[start Record set]
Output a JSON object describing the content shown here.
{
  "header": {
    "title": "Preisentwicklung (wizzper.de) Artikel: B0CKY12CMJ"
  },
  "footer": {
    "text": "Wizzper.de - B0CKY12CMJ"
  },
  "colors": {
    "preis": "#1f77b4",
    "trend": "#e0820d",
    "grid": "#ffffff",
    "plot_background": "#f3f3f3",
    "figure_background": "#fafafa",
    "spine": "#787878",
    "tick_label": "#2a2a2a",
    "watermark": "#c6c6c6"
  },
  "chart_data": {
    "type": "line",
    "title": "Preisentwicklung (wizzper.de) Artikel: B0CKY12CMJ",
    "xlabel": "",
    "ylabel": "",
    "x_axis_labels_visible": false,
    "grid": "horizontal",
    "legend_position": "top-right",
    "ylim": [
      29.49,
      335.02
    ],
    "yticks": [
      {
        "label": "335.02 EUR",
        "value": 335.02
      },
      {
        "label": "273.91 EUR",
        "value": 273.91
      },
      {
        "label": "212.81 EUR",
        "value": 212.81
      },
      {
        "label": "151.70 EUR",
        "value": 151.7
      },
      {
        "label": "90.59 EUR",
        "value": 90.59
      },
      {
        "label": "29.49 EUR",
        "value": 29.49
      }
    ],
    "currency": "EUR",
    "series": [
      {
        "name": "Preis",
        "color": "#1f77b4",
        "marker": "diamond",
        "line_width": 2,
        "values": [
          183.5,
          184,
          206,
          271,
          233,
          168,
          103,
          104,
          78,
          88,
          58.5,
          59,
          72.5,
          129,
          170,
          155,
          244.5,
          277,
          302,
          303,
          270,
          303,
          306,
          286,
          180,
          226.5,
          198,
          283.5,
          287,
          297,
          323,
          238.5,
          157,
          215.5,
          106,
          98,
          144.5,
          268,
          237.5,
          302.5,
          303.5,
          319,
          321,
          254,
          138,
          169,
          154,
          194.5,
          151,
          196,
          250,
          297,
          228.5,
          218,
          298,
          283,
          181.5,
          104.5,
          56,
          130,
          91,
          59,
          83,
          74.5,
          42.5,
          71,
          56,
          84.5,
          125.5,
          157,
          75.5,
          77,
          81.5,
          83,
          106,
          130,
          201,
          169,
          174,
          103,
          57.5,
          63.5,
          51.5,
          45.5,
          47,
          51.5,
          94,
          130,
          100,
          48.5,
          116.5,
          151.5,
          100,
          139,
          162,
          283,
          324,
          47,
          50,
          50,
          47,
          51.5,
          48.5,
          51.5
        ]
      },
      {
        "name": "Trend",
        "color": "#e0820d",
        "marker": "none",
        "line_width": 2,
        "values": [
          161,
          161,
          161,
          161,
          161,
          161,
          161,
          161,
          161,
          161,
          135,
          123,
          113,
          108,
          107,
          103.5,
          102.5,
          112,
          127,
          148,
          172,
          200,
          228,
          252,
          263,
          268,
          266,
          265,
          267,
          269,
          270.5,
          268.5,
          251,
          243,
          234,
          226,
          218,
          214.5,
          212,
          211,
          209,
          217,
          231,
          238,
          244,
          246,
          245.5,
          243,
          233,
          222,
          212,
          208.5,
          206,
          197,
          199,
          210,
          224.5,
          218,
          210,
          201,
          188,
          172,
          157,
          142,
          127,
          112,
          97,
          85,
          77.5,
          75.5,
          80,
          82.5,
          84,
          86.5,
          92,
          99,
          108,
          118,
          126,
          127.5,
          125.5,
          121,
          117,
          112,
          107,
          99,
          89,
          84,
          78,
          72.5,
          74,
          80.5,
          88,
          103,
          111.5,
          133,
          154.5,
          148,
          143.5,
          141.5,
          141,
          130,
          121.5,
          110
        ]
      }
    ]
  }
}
[end Record set]
## Problem to solve
Restate each of the entries above verbatim.

## Solution to the exercise
Output a JSON object describing the content shown here.
{
  "header": {
    "title": "Preisentwicklung (wizzper.de) Artikel: B0CKY12CMJ"
  },
  "footer": {
    "text": "Wizzper.de - B0CKY12CMJ"
  },
  "colors": {
    "preis": "#1f77b4",
    "trend": "#e0820d",
    "grid": "#ffffff",
    "plot_background": "#f3f3f3",
    "figure_background": "#fafafa",
    "spine": "#787878",
    "tick_label": "#2a2a2a",
    "watermark": "#c6c6c6"
  },
  "chart_data": {
    "type": "line",
    "title": "Preisentwicklung (wizzper.de) Artikel: B0CKY12CMJ",
    "xlabel": "",
    "ylabel": "",
    "x_axis_labels_visible": false,
    "grid": "horizontal",
    "legend_position": "top-right",
    "ylim": [
      29.49,
      335.02
    ],
    "yticks": [
      {
        "label": "335.02 EUR",
        "value": 335.02
      },
      {
        "label": "273.91 EUR",
        "value": 273.91
      },
      {
        "label": "212.81 EUR",
        "value": 212.81
      },
      {
        "label": "151.70 EUR",
        "value": 151.7
      },
      {
        "label": "90.59 EUR",
        "value": 90.59
      },
      {
        "label": "29.49 EUR",
        "value": 29.49
      }
    ],
    "currency": "EUR",
    "series": [
      {
        "name": "Preis",
        "color": "#1f77b4",
        "marker": "diamond",
        "line_width": 2,
        "values": [
          183.5,
          184,
          206,
          271,
          233,
          168,
          103,
          104,
          78,
          88,
          58.5,
          59,
          72.5,
          129,
          170,
          155,
          244.5,
          277,
          302,
          303,
          270,
          303,
          306,
          286,
          180,
          226.5,
          198,
          283.5,
          287,
          297,
          323,
          238.5,
          157,
          215.5,
          106,
          98,
          144.5,
          268,
          237.5,
          302.5,
          303.5,
          319,
          321,
          254,
          138,
          169,
          154,
          194.5,
          151,
          196,
          250,
          297,
          228.5,
          218,
          298,
          283,
          181.5,
          104.5,
          56,
          130,
          91,
          59,
          83,
          74.5,
          42.5,
          71,
          56,
          84.5,
          125.5,
          157,
          75.5,
          77,
          81.5,
          83,
          106,
          130,
          201,
          169,
          174,
          103,
          57.5,
          63.5,
          51.5,
          45.5,
          47,
          51.5,
          94,
          130,
          100,
          48.5,
          116.5,
          151.5,
          100,
          139,
          162,
          283,
          324,
          47,
          50,
          50,
          47,
          51.5,
          48.5,
          51.5
        ]
      },
      {
        "name": "Trend",
        "color": "#e0820d",
        "marker": "none",
        "line_width": 2,
        "values": [
          161,
          161,
          161,
          161,
          161,
          161,
          161,
          161,
          161,
          161,
          135,
          123,
          113,
          108,
          107,
          103.5,
          102.5,
          112,
          127,
          148,
          172,
          200,
          228,
          252,
          263,
          268,
          266,
          265,
          267,
          269,
          270.5,
          268.5,
          251,
          243,
          234,
          226,
          218,
          214.5,
          212,
          211,
          209,
          217,
          231,
          238,
          244,
          246,
          245.5,
          243,
          233,
          222,
          212,
          208.5,
          206,
          197,
          199,
          210,
          224.5,
          218,
          210,
          201,
          188,
          172,
          157,
          142,
          127,
          112,
          97,
          85,
          77.5,
          75.5,
          80,
          82.5,
          84,
          86.5,
          92,
          99,
          108,
          118,
          126,
          127.5,
          125.5,
          121,
          117,
          112,
          107,
          99,
          89,
          84,
          78,
          72.5,
          74,
          80.5,
          88,
          103,
          111.5,
          133,
          154.5,
          148,
          143.5,
          141.5,
          141,
          130,
          121.5,
          110
        ]
      }
    ]
  }
}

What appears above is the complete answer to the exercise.